● **TEXTE CITÉ**
Le capot moteur bascule vers l'avant. Laquées d'orange, la turbine de refroidissement et son carénage dominent sur la dynamo (disposée en avant du moteur) et sur le démarreur. A noter que le corps de cet élément était lui aussi laqué d'orange à l'origine. Les utilisateurs d'un tel tracteur se doivent de vérifier régulièrement la tension de la courroie reliant la poulie du vilebrequin à celles de la turbine et de la dynamo.
La remise en état du petit Renault débute par une rénovation du moteur. Si le vilebrequin a pu être conservé, coussinets de bielle, joints de pallier avant et arrière, cylindres, pistons et segments ont dû être remplacés. La quête de pièces détachées n’a pas été une mince affaire. Par le bouche-à-oreille, André avait entendu parler d’un récupérateur dans la région de Taulé, dans le nord du Finistère, disposant, a priori, d’un important stock de pièces liées aux tracteurs Renault. Sans avoir d’informations plus précises sur son nom et sa situation géographique exacte, il est allé à Taulé dans les meilleurs délais. En moins de deux heures, il avait localisé et identifié la personne en question, qui n’était pas opposée à céder quelques pièces. Au terme de plusieurs heures de tri et de recherche, notre collectionneur trouve son bonheur. Pari gagné ! Il déniche la majeure partie des composants lui manquant en état quasi neuf. Seuls manquent à l’appel les injecteurs, les segments et la pochette de rodage. Ces derniers seront dénichés auprès d’un spécialiste de la pièce agricole de la région de Quimper.
La rénovation du moteur s’opère dans la foulée. Puis c’est au tour de la boîte de vitesses et du pont. Au niveau des trains roulants, les différentes bagues, l’axe de pivot avant et l’ensemble des roulements ont été changés. Toute la partie tôlerie du Super 3D avait souffert.
Alvéolée, la grille de calandre est surlignée de deux baguettes embouties en inox. Elle est coiffée d'un petit logo Renault sur fond noir au niveau de sa partie supérieure.

● **DONNÉES FOURNIES**
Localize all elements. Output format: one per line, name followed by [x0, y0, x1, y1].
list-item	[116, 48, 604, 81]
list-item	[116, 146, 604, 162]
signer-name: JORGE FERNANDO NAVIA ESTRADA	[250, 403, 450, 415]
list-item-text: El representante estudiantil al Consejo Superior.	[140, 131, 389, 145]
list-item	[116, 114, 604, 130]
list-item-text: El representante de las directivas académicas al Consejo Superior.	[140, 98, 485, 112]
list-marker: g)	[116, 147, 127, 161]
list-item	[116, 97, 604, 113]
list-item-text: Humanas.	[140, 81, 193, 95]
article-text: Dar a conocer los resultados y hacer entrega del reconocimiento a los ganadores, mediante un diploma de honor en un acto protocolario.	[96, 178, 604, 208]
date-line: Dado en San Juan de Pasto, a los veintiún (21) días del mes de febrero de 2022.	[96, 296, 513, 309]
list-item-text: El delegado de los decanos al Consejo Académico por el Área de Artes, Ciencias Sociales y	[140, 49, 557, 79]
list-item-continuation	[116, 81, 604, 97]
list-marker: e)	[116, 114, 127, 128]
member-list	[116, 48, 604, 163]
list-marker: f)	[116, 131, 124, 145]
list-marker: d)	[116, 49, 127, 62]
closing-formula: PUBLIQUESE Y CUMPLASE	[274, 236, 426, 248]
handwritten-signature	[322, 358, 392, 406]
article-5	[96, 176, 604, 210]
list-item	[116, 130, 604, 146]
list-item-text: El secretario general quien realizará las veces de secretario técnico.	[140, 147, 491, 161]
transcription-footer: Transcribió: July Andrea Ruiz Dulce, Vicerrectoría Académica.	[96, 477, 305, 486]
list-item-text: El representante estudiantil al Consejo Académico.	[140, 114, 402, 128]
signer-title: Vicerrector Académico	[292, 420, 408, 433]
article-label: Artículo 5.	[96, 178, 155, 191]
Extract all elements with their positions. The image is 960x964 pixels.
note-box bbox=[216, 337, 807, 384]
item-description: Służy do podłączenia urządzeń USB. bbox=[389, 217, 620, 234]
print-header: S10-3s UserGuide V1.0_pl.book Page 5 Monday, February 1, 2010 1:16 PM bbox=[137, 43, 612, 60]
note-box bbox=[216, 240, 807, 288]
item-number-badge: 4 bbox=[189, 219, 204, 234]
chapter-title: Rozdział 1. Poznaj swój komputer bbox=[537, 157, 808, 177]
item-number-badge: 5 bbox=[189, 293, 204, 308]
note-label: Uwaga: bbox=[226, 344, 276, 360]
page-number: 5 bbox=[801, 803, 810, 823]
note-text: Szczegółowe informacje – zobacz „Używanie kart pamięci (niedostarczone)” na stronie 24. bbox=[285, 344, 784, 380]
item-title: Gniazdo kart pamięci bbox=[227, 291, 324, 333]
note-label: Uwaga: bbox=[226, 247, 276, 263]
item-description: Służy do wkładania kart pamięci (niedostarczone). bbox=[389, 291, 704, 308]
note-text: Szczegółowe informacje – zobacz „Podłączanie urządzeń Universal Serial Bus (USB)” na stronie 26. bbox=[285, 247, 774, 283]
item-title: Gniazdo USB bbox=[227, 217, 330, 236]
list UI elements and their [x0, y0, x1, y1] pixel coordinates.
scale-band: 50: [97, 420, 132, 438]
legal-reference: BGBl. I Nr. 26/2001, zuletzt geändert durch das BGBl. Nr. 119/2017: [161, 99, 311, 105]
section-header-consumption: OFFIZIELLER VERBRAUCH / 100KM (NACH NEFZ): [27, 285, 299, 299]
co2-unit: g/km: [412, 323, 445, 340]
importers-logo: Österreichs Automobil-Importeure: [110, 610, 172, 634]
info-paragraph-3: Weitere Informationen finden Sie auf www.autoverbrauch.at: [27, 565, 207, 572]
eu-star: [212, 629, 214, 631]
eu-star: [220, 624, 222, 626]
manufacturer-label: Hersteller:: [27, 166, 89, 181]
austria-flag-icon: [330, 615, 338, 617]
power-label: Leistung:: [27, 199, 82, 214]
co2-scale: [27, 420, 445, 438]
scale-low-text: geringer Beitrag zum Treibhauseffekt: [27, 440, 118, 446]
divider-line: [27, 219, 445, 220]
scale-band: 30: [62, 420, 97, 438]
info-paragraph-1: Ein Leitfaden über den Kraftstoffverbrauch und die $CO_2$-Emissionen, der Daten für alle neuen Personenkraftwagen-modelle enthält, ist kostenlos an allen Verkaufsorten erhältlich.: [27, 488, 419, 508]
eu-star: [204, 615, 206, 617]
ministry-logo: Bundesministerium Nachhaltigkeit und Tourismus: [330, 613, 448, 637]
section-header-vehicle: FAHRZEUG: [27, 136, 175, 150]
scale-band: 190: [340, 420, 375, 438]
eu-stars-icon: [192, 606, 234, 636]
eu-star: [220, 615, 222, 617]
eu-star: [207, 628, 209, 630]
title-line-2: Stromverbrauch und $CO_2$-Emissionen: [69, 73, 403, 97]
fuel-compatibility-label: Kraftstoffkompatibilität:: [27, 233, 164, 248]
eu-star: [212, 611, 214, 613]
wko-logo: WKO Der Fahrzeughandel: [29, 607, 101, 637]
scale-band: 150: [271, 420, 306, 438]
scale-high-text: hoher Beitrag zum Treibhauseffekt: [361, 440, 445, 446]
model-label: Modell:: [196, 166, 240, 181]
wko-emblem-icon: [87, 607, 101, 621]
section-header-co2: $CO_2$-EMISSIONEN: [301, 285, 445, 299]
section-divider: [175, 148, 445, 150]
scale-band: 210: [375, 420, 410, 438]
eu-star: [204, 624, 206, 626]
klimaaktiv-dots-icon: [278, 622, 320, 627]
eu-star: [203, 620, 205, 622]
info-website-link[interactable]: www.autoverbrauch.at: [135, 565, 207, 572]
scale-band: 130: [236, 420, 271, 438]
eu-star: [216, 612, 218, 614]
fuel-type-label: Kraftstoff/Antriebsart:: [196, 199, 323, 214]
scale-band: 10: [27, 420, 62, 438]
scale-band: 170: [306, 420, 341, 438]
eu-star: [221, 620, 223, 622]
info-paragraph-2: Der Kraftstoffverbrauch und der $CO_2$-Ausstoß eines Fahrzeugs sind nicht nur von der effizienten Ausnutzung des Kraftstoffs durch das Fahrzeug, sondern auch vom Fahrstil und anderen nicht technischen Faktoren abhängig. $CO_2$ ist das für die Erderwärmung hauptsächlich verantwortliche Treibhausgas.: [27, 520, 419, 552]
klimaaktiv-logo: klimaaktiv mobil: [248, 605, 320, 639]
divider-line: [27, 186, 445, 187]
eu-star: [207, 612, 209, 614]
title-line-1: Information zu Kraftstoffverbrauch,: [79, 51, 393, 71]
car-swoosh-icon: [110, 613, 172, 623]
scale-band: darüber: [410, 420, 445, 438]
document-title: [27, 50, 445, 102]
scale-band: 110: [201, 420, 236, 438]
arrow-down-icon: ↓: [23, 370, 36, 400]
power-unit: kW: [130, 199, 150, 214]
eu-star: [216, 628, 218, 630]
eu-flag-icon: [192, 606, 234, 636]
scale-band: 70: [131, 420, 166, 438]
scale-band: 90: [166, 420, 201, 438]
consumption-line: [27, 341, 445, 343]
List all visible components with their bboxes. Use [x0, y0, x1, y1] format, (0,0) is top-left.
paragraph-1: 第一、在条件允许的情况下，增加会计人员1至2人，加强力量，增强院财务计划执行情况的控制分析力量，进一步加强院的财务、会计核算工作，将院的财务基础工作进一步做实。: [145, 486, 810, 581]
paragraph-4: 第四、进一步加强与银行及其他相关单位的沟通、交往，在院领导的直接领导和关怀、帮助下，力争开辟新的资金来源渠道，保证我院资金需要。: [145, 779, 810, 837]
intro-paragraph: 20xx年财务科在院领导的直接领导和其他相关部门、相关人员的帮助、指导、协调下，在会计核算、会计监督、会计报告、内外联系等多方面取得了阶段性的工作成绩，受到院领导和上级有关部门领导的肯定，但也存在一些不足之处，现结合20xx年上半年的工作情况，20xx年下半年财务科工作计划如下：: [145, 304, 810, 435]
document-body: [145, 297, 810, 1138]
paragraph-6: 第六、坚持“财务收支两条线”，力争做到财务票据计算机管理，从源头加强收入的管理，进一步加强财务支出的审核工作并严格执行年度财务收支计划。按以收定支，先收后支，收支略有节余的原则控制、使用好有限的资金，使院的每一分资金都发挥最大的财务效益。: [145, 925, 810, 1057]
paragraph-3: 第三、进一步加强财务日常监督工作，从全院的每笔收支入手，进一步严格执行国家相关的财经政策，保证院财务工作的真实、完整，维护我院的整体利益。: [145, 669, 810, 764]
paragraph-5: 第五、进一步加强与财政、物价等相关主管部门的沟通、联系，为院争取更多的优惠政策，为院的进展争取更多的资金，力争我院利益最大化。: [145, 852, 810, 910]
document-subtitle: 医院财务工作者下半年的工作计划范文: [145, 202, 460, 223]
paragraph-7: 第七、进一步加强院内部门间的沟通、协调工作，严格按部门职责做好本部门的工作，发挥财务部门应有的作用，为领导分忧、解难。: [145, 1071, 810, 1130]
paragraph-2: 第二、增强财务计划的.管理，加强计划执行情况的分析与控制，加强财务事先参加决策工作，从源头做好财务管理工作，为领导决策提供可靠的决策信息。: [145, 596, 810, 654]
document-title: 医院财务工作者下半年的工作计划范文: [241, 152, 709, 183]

● **EXERCICES PROPOSÉS**
1 – Répondez à ces questions sur le texte consacré à la restauration du tracteur Renault :
(a) De quelle couleur sont laqués la turbine de refroidissement et son carénage ?
(b) Dans quelle localité se trouvait le récupérateur disposant d'un stock de pièces pour tracteurs Renault ?
(c) Quelles pièces ont été obtenues auprès d'un spécialiste de la région de Quimper ?
2 – Rédigez la suite du texte consacré à la restauration du tracteur Renault, à partir de sa dernière phrase.
Les lignes ne servent pas pour ce travail.

● **CORRIGÉS**
1 –
(a) D'orange.
(b) À Taulé, dans le nord du Finistère.
(c) Les injecteurs, les segments et la pochette de rodage.

2 –
Les logos adhésifs apposés sur les joues du capot moteur rappellent le type précis du tracteur.
Les joues d’ailes étaient fortement corrodées, tout comme les flancs du capot moteur. L’ensemble a été restauré et remis en forme par Michel Menez, un ami d’André qui est lui aussi collectionneur. Le « coup de patte » avisé de Michel a redonné sans tarder au Super 3D ses formes initiales. C’est aussi lui qui s’est chargé de la mise en peinture du tracteur, épaulé par André Bouguyon lors des différentes séances de ponçage et de préparation. La grille de calandre a été refaite à l’identique par André, qui s’est aussi investi dans la réfection intégrale du faisceau électrique.
Fixées à l'extrémité de petites pattes en acier, les optiques de phares adoptent un profil cylindrique. De marque Ducellier, elles sont dotées de cerclages chromés.
L’armature du siège conducteur a également repris vie entre ses mains alors que le rembourrage et le garnissage ont été effectués par son épouse. Côté pneumatiques, seuls ceux de l’avant ont nécessité un changement. Représentant la touche finale de cette remise en état, les adhésifs spécifiques au Super 3D ont été refaits à l’identique par un atelier spécialisé de la presqu’île de Crozon. Achevée voici une décennie, la restauration du tracteur s’est échelonnée sur trois ans à un rythme serein. Témoignant d’un travail de qualité, elle n’a pas pris une ride.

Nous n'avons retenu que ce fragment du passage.